Task details =>
Report all lines holding "have".
§ §
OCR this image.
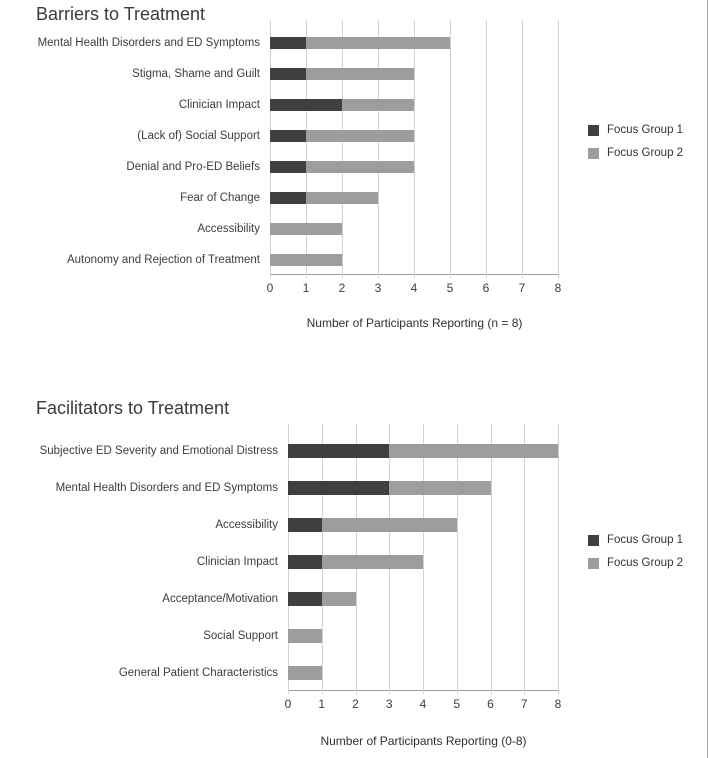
Barriers to Treatment
Mental Health Disorders and ED Symptoms
Stigma, Shame and Guilt
Clinician Impact
(Lack of) Social Support
Denial and Pro-ED Beliefs
Fear of Change
Accessibility
Autonomy and Rejection of Treatment
0	1	2	3	4	5	6	7	8
Number of Participants Reporting (n = 8)
Focus Group 1
Focus Group 2
Facilitators to Treatment
Subjective ED Severity and Emotional Distress
Mental Health Disorders and ED Symptoms
Accessibility
Clinician Impact
Acceptance/Motivation
Social Support
General Patient Characteristics
0	1	2	3	4	5	6	7	8
Number of Participants Reporting (0-8)
Focus Group 1
Focus Group 2
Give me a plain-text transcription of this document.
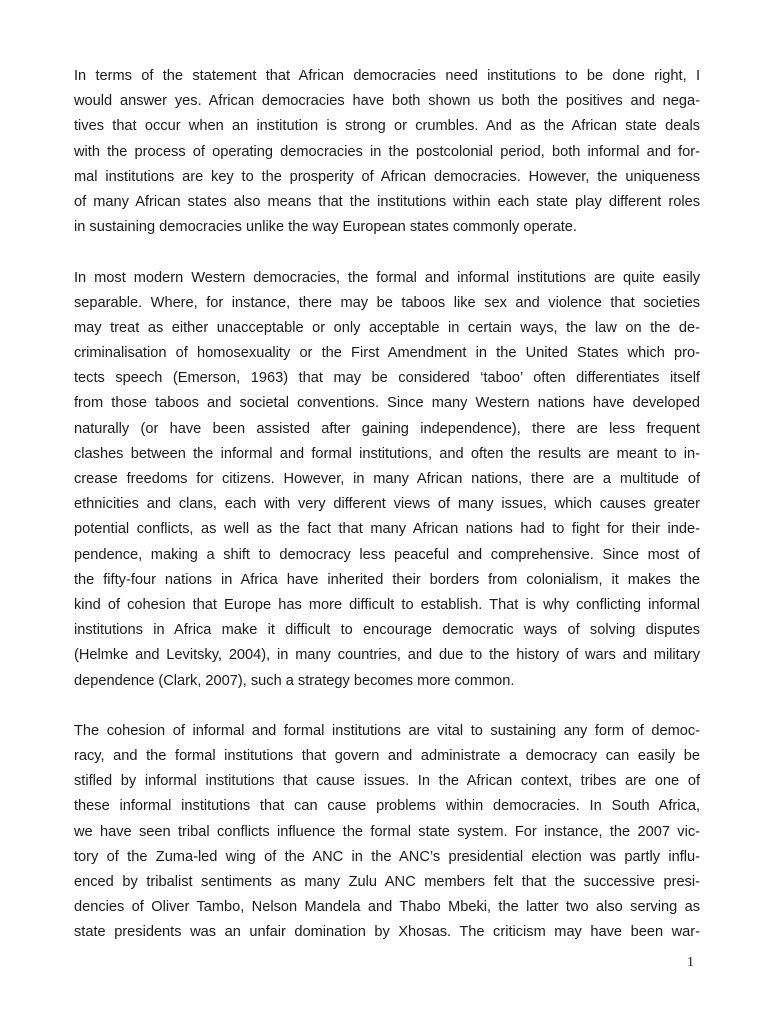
In terms of the statement that African democracies need institutions to be done right, I
would answer yes. African democracies have both shown us both the positives and nega-
tives that occur when an institution is strong or crumbles. And as the African state deals
with the process of operating democracies in the postcolonial period, both informal and for-
mal institutions are key to the prosperity of African democracies. However, the uniqueness
of many African states also means that the institutions within each state play different roles
in sustaining democracies unlike the way European states commonly operate.
In most modern Western democracies, the formal and informal institutions are quite easily
separable. Where, for instance, there may be taboos like sex and violence that societies
may treat as either unacceptable or only acceptable in certain ways, the law on the de-
criminalisation of homosexuality or the First Amendment in the United States which pro-
tects speech (Emerson, 1963) that may be considered ‘taboo’ often differentiates itself
from those taboos and societal conventions. Since many Western nations have developed
naturally (or have been assisted after gaining independence), there are less frequent
clashes between the informal and formal institutions, and often the results are meant to in-
crease freedoms for citizens. However, in many African nations, there are a multitude of
ethnicities and clans, each with very different views of many issues, which causes greater
potential conflicts, as well as the fact that many African nations had to fight for their inde-
pendence, making a shift to democracy less peaceful and comprehensive. Since most of
the fifty-four nations in Africa have inherited their borders from colonialism, it makes the
kind of cohesion that Europe has more difficult to establish. That is why conflicting informal
institutions in Africa make it difficult to encourage democratic ways of solving disputes
(Helmke and Levitsky, 2004), in many countries, and due to the history of wars and military
dependence (Clark, 2007), such a strategy becomes more common.
The cohesion of informal and formal institutions are vital to sustaining any form of democ-
racy, and the formal institutions that govern and administrate a democracy can easily be
stifled by informal institutions that cause issues. In the African context, tribes are one of
these informal institutions that can cause problems within democracies. In South Africa,
we have seen tribal conflicts influence the formal state system. For instance, the 2007 vic-
tory of the Zuma-led wing of the ANC in the ANC’s presidential election was partly influ-
enced by tribalist sentiments as many Zulu ANC members felt that the successive presi-
dencies of Oliver Tambo, Nelson Mandela and Thabo Mbeki, the latter two also serving as
state presidents was an unfair domination by Xhosas. The criticism may have been war-
1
§ §
Written solution =>
would answer yes. African democracies have both shown us both the positives and nega-
from those taboos and societal conventions. Since many Western nations have developed
naturally (or have been assisted after gaining independence), there are less frequent
the fifty-four nations in Africa have inherited their borders from colonialism, it makes the
we have seen tribal conflicts influence the formal state system. For instance, the 2007 vic-
state presidents was an unfair domination by Xhosas. The criticism may have been war-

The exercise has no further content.